» **GIVEN INSTRUCTION**
Reproduce the listing below in full and without alteration, apart from its pictures.
[START OF DATA SHOWN]
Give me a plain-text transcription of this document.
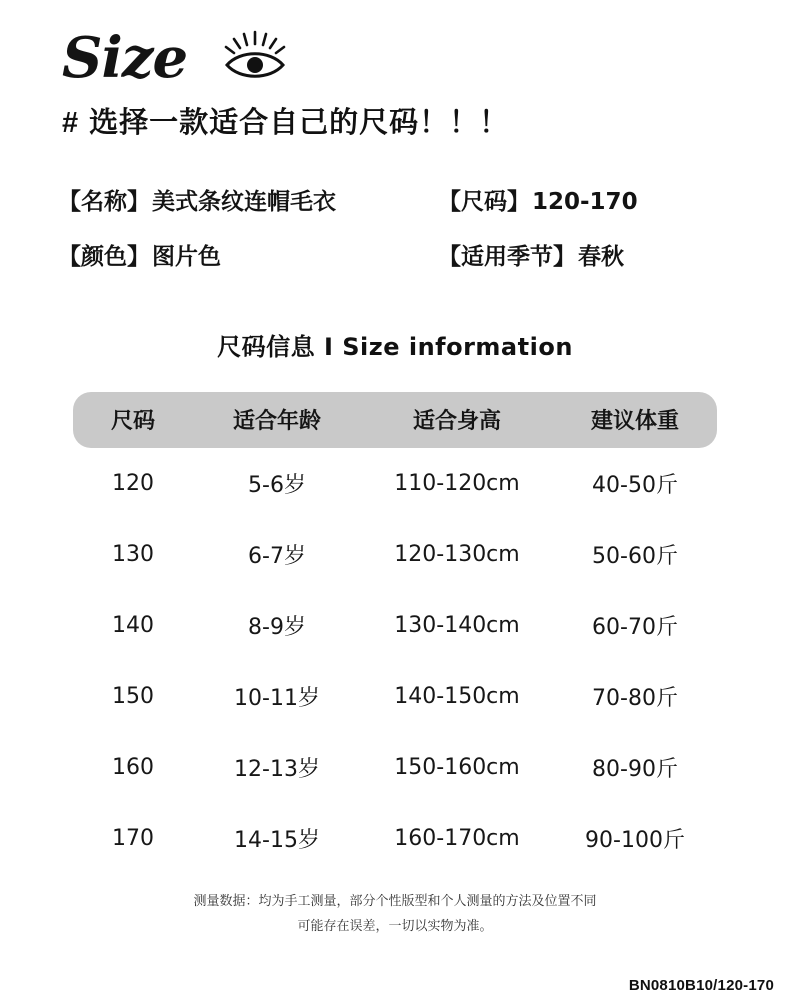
Size
# 选择一款适合自己的尺码！！！
【名称】 美式条纹连帽毛衣	【尺码】 120-170
【颜色】 图片色	【适用季节】 春秋
尺码信息 I Size information
尺码	适合年龄	适合身高	建议体重
120	5-6岁	110-120cm	40-50斤
130	6-7岁	120-130cm	50-60斤
140	8-9岁	130-140cm	60-70斤
150	10-11岁	140-150cm	70-80斤
160	12-13岁	150-160cm	80-90斤
170	14-15岁	160-170cm	90-100斤
测量数据：均为手工测量，部分个性版型和个人测量的方法及位置不同
可能存在误差，一切以实物为准。
BN0810B10/120-170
[END OF DATA SHOWN]
» **EXERCISE RESULT**
Give me a plain-text transcription of this document.
Size
# 选择一款适合自己的尺码！！！
【名称】 美式条纹连帽毛衣	【尺码】 120-170
【颜色】 图片色	【适用季节】 春秋
尺码信息 I Size information
尺码	适合年龄	适合身高	建议体重
120	5-6岁	110-120cm	40-50斤
130	6-7岁	120-130cm	50-60斤
140	8-9岁	130-140cm	60-70斤
150	10-11岁	140-150cm	70-80斤
160	12-13岁	150-160cm	80-90斤
170	14-15岁	160-170cm	90-100斤
测量数据：均为手工测量，部分个性版型和个人测量的方法及位置不同
可能存在误差，一切以实物为准。
BN0810B10/120-170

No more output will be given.